*** Record set ***

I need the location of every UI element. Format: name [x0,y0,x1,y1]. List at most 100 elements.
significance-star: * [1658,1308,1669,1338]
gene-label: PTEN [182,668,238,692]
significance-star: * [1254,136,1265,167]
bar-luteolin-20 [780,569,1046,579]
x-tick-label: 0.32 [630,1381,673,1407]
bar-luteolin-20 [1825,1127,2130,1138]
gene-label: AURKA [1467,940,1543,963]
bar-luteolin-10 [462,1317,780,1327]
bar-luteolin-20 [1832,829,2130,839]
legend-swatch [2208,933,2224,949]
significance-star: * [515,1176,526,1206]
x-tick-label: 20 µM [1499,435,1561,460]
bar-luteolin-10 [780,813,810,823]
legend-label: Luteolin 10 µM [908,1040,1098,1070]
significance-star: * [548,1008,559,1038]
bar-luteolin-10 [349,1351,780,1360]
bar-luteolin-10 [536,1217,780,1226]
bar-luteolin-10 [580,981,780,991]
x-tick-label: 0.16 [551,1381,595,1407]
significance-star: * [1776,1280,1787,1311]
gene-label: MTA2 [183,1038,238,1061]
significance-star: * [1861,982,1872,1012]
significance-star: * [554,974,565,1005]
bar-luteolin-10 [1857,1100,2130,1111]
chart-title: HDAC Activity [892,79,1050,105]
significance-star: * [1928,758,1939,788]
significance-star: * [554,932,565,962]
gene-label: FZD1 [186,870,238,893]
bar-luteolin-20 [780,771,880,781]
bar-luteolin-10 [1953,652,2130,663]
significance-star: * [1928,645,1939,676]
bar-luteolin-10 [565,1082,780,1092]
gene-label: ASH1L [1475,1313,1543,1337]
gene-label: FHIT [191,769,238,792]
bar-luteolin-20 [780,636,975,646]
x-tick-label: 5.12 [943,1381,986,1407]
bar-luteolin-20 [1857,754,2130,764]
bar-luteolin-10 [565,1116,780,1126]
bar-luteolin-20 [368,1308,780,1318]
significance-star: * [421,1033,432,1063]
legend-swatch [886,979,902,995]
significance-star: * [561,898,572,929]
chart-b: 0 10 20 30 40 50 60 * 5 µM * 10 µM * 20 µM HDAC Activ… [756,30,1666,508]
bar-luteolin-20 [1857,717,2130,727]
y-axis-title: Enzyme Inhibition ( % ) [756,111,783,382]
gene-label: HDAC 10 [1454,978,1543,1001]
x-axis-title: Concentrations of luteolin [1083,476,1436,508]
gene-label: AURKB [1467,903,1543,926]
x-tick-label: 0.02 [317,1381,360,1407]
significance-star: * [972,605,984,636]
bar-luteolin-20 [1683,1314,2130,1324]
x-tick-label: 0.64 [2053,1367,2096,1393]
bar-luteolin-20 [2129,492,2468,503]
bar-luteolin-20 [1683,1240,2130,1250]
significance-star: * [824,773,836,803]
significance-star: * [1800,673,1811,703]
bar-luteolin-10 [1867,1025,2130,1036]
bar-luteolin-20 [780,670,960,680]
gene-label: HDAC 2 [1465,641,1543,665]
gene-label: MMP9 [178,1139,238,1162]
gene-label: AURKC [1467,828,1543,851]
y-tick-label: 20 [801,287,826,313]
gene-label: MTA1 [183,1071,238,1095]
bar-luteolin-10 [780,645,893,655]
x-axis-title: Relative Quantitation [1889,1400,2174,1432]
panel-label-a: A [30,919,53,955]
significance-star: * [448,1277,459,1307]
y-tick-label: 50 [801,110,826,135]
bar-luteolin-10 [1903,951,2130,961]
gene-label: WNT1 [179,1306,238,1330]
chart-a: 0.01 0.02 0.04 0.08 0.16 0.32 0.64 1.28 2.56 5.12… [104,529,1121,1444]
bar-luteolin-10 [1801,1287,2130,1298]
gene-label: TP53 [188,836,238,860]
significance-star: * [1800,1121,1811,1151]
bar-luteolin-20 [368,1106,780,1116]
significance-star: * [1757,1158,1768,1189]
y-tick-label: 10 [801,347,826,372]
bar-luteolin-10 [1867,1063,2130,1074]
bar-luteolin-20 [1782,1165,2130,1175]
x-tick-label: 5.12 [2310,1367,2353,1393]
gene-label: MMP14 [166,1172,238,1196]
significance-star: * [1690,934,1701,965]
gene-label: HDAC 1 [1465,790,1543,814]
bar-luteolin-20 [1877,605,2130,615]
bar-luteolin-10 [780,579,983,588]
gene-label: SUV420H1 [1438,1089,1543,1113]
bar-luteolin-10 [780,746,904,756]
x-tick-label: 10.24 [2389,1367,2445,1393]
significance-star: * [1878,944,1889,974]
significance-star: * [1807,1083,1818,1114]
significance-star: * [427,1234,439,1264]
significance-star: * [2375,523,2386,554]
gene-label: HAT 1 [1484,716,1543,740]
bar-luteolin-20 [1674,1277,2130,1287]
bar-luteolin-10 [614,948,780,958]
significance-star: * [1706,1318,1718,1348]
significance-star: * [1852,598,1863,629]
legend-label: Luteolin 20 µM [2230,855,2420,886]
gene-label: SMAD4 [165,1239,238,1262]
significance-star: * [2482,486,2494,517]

***

Check each line of the listing above for the string "legend" and return those that contain it.

legend-swatch [2208,933,2224,949]
legend-label: Luteolin 10 µM [908,1040,1098,1070]
legend-swatch [886,979,902,995]
legend-label: Luteolin 20 µM [2230,855,2420,886]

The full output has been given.